§ Available data
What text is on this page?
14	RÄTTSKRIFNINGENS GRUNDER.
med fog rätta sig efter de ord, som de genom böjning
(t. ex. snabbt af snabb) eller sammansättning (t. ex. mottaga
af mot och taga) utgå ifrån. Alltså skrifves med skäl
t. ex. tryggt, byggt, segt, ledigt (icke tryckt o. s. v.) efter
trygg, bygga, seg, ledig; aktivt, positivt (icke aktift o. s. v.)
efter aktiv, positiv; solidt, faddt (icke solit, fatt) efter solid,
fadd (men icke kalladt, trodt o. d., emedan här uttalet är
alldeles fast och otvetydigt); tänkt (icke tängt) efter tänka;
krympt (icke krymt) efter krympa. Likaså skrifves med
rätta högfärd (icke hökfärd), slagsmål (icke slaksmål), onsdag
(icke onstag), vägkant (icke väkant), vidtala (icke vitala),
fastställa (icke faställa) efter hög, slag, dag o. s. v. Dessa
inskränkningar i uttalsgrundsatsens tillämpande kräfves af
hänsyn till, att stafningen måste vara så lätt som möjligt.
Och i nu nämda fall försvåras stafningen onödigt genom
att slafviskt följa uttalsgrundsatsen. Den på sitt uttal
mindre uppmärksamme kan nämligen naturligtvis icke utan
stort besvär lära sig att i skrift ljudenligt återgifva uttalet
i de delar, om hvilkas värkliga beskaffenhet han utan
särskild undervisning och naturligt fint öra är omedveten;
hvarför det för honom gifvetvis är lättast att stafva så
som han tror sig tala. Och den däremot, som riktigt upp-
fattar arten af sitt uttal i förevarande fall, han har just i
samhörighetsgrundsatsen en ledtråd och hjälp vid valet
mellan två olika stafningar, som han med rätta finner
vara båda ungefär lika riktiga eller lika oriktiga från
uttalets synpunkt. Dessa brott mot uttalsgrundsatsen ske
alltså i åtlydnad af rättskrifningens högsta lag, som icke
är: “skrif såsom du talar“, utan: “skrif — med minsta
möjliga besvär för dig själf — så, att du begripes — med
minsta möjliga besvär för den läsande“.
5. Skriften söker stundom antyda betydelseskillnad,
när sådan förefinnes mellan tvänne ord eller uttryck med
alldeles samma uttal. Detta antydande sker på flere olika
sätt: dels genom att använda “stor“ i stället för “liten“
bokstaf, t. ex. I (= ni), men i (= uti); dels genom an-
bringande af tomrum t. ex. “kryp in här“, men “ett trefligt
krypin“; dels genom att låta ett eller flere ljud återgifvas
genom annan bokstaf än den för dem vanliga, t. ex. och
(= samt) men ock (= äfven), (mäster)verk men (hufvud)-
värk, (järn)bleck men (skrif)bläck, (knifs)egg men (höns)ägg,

§ Exercise objective
When a line of the entries contains "Dessa", it counts; say how many such lines there are, and nothing more.

§ Task result
2